| What you will do |
Give every line from the entries that contains "this".

| Dataset records |
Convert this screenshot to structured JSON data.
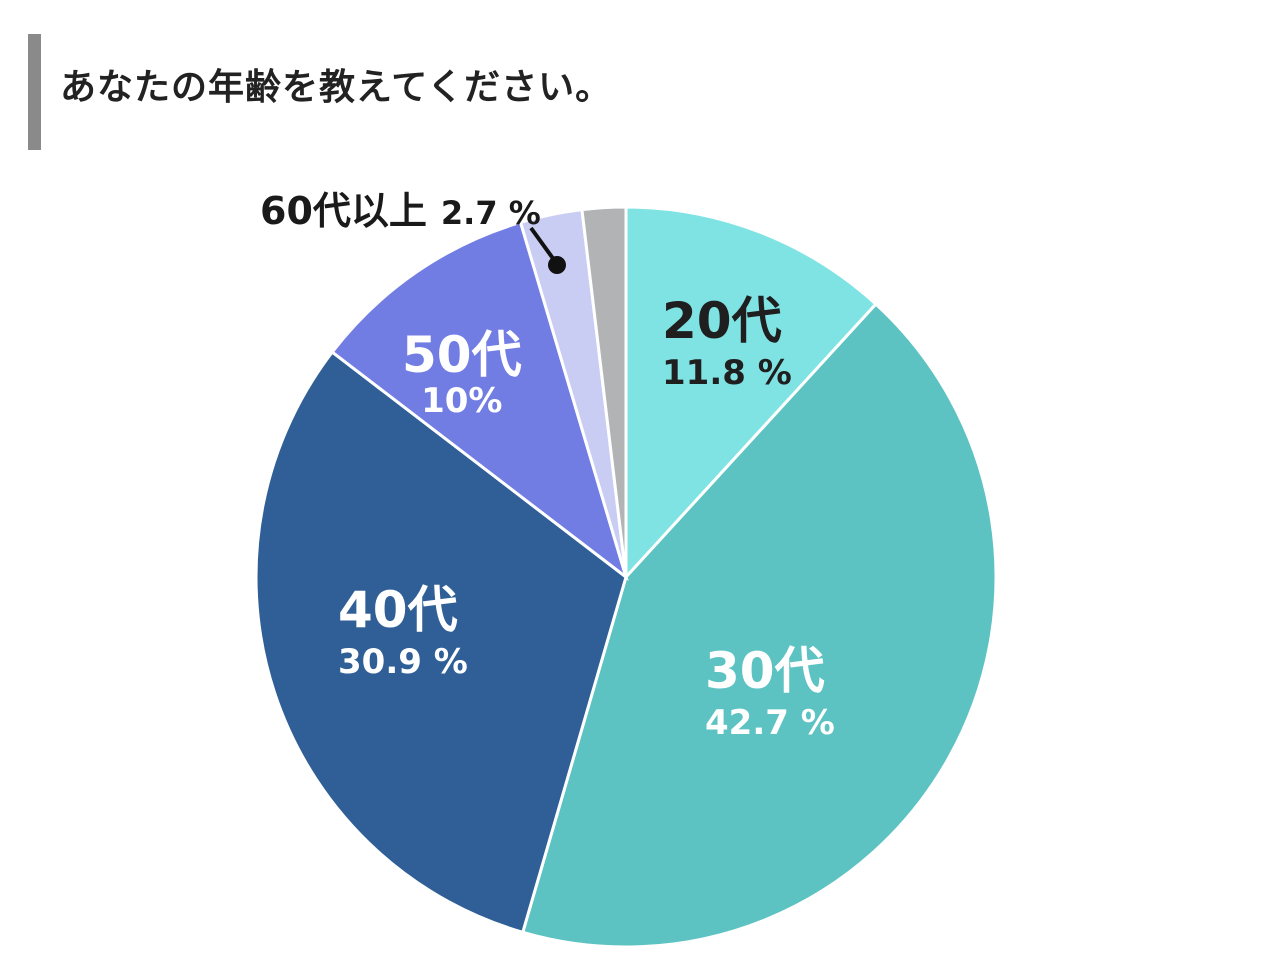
{
  "title": "あなたの年齢を教えてください。",
  "chart_data": {
    "type": "pie",
    "categories": [
      "20代",
      "30代",
      "40代",
      "50代",
      "60代以上",
      ""
    ],
    "values": [
      11.8,
      42.7,
      30.9,
      10,
      2.7,
      1.9
    ],
    "labels": [
      "11.8 %",
      "42.7 %",
      "30.9 %",
      "10%",
      "2.7 %",
      ""
    ],
    "colors": [
      "#80e3e3",
      "#5dc2c2",
      "#2f5f96",
      "#717de3",
      "#c9cdf4",
      "#b1b3b5"
    ],
    "title": "あなたの年齢を教えてください。"
  }
}
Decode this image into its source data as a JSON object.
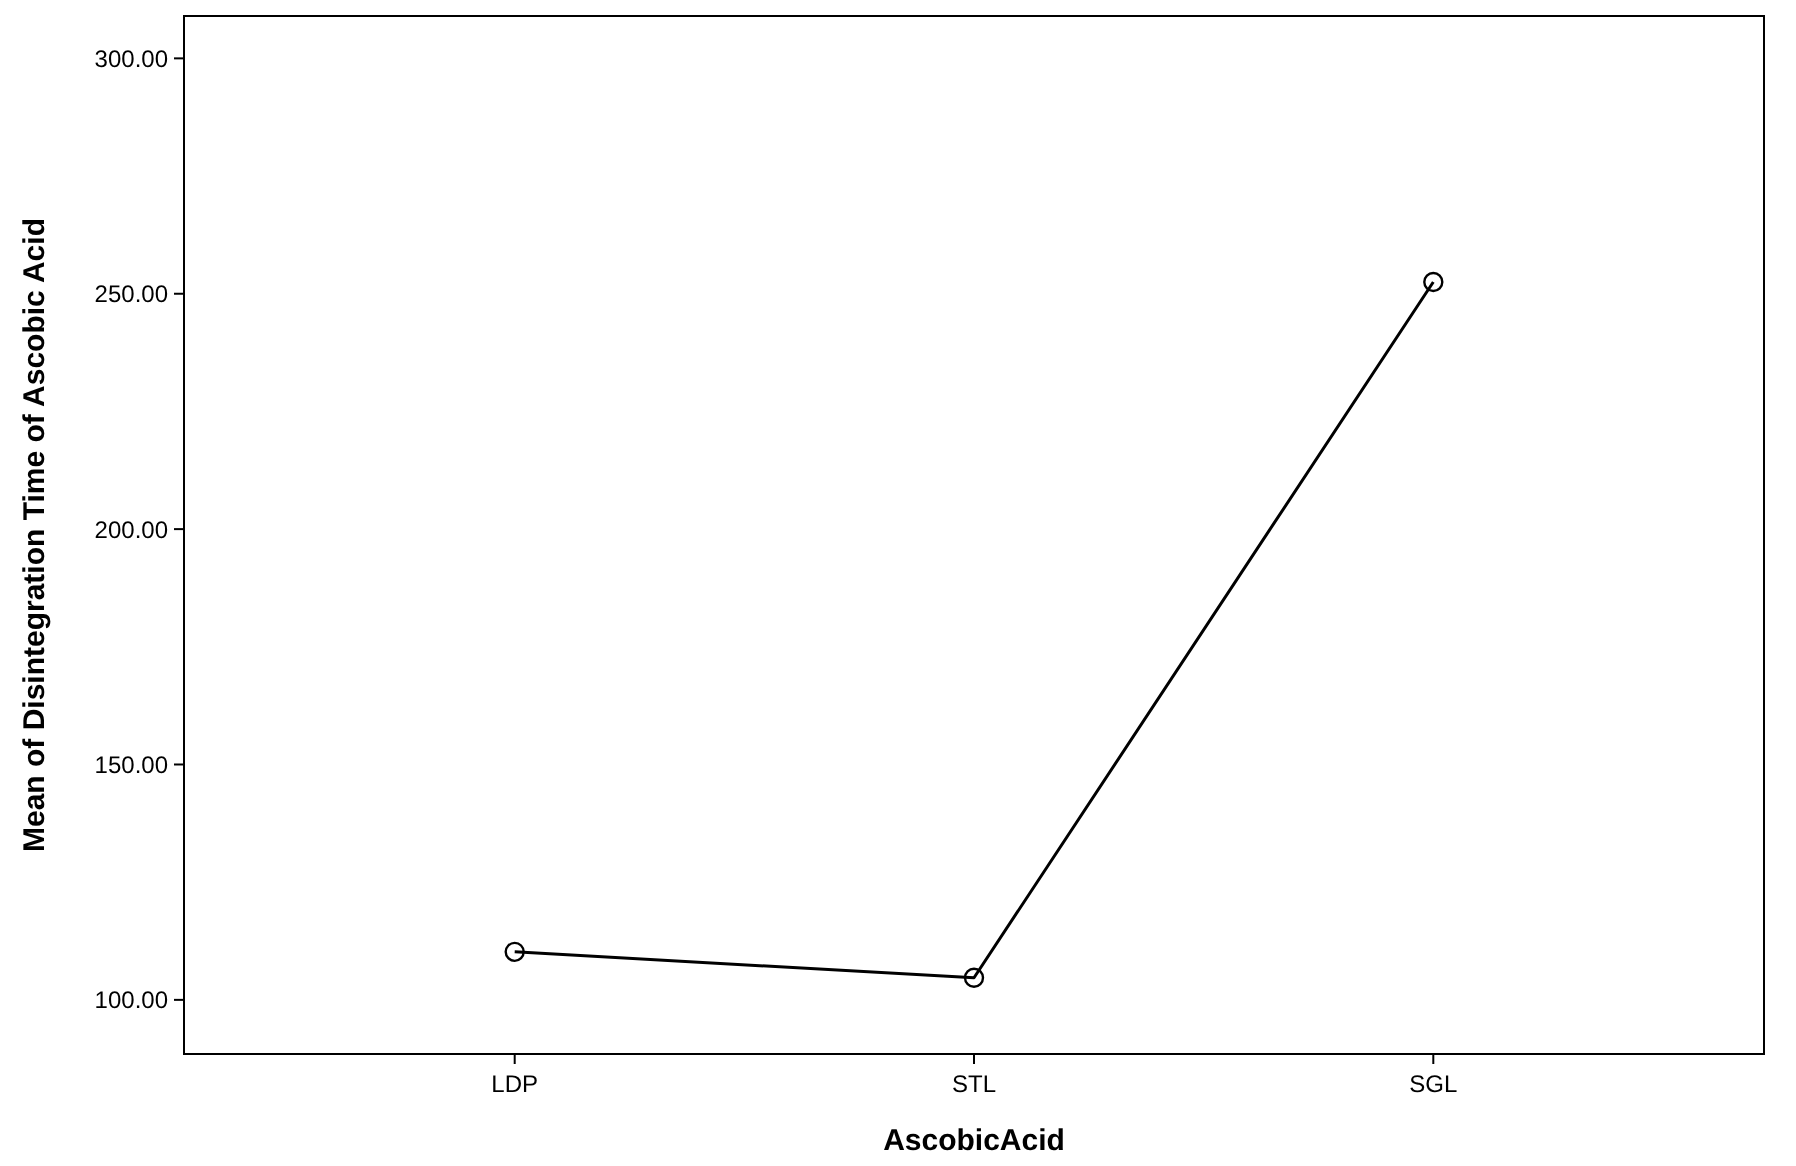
{
  "chart_data": {
    "type": "line",
    "xlabel": "AscobicAcid",
    "ylabel": "Mean of Disintegration Time of Ascobic Acid",
    "categories": [
      "LDP",
      "STL",
      "SGL"
    ],
    "series": [
      {
        "color": "#000000",
        "values": [
          110.2,
          104.7,
          252.5
        ]
      }
    ],
    "ylim": [
      88.5,
      309
    ],
    "yticks": [
      {
        "value": 100,
        "label": "100.00"
      },
      {
        "value": 150,
        "label": "150.00"
      },
      {
        "value": 200,
        "label": "200.00"
      },
      {
        "value": 250,
        "label": "250.00"
      },
      {
        "value": 300,
        "label": "300.00"
      }
    ],
    "grid": false,
    "marker": "circle",
    "line_style": "solid"
  }
}
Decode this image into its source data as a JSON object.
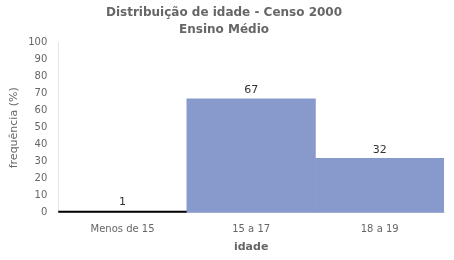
{
  "chart_data": {
    "type": "bar",
    "title": "Distribuição de idade - Censo 2000",
    "subtitle": "Ensino Médio",
    "x_label": "idade",
    "y_label": "frequência (%)",
    "categories": [
      "Menos de 15",
      "15 a 17",
      "18 a 19"
    ],
    "values": [
      1,
      67,
      32
    ],
    "colors": [
      "#000000",
      "#8899cc",
      "#8899cc"
    ],
    "ylim": [
      0,
      100
    ],
    "yticks": [
      0,
      10,
      20,
      30,
      40,
      50,
      60,
      70,
      80,
      90,
      100
    ],
    "grid": false,
    "data_labels": true
  }
}
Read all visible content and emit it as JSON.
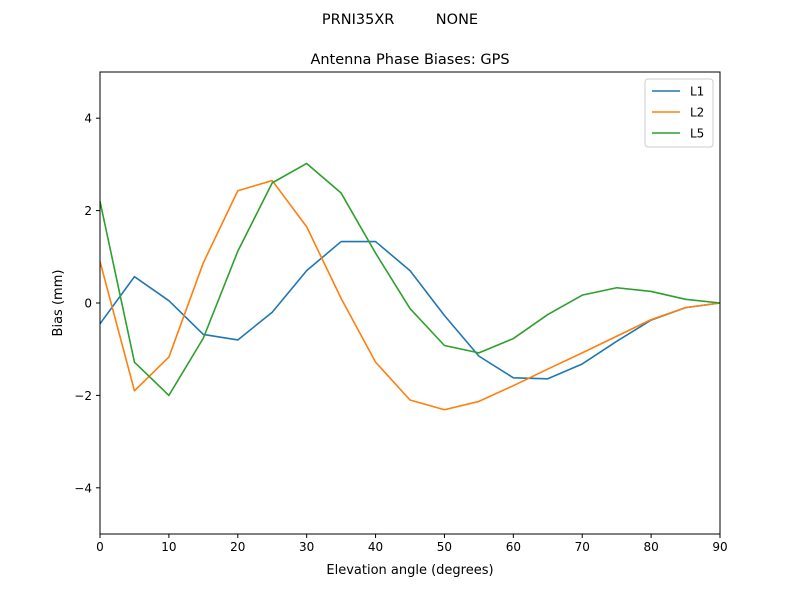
{
  "figure": {
    "suptitle": "PRNI35XR         NONE"
  },
  "chart_data": {
    "type": "line",
    "title": "Antenna Phase Biases: GPS",
    "xlabel": "Elevation angle (degrees)",
    "ylabel": "Bias (mm)",
    "xlim": [
      0,
      90
    ],
    "ylim": [
      -5,
      5
    ],
    "xticks": [
      0,
      10,
      20,
      30,
      40,
      50,
      60,
      70,
      80,
      90
    ],
    "yticks": [
      -4,
      -2,
      0,
      2,
      4
    ],
    "grid": false,
    "legend": "top-right",
    "x": [
      0,
      5,
      10,
      15,
      20,
      25,
      30,
      35,
      40,
      45,
      50,
      55,
      60,
      65,
      70,
      75,
      80,
      85,
      90
    ],
    "series": [
      {
        "name": "L1",
        "color": "#1f77b4",
        "values": [
          -0.45,
          0.57,
          0.05,
          -0.68,
          -0.8,
          -0.2,
          0.7,
          1.33,
          1.33,
          0.7,
          -0.27,
          -1.15,
          -1.62,
          -1.64,
          -1.32,
          -0.83,
          -0.37,
          -0.1,
          0.0
        ]
      },
      {
        "name": "L2",
        "color": "#ff7f0e",
        "values": [
          0.9,
          -1.9,
          -1.17,
          0.87,
          2.43,
          2.65,
          1.65,
          0.1,
          -1.28,
          -2.1,
          -2.31,
          -2.13,
          -1.79,
          -1.43,
          -1.08,
          -0.72,
          -0.36,
          -0.1,
          0.0
        ]
      },
      {
        "name": "L5",
        "color": "#2ca02c",
        "values": [
          2.2,
          -1.28,
          -2.0,
          -0.76,
          1.12,
          2.6,
          3.02,
          2.38,
          1.08,
          -0.12,
          -0.92,
          -1.08,
          -0.77,
          -0.25,
          0.17,
          0.33,
          0.25,
          0.08,
          0.0
        ]
      }
    ]
  }
}
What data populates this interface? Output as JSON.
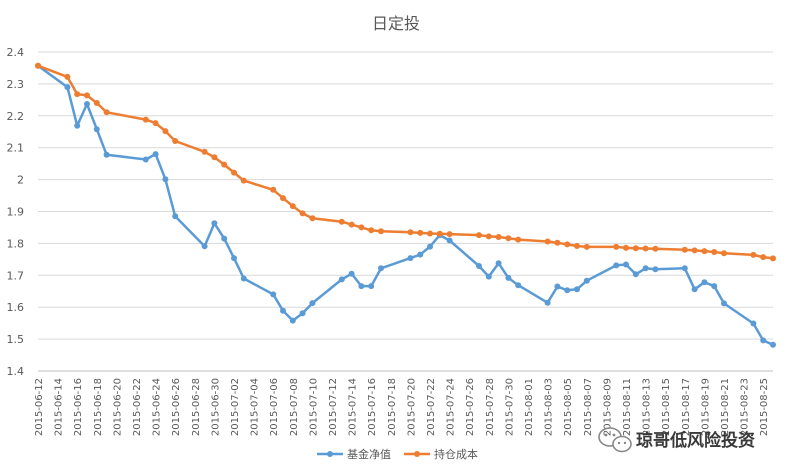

| Worked answer |
Convert this screenshot to structured JSON data.
Decode this image into its source data as a JSON object.
Decode this image into its source data as a JSON object.
What data populates this interface? Output as JSON.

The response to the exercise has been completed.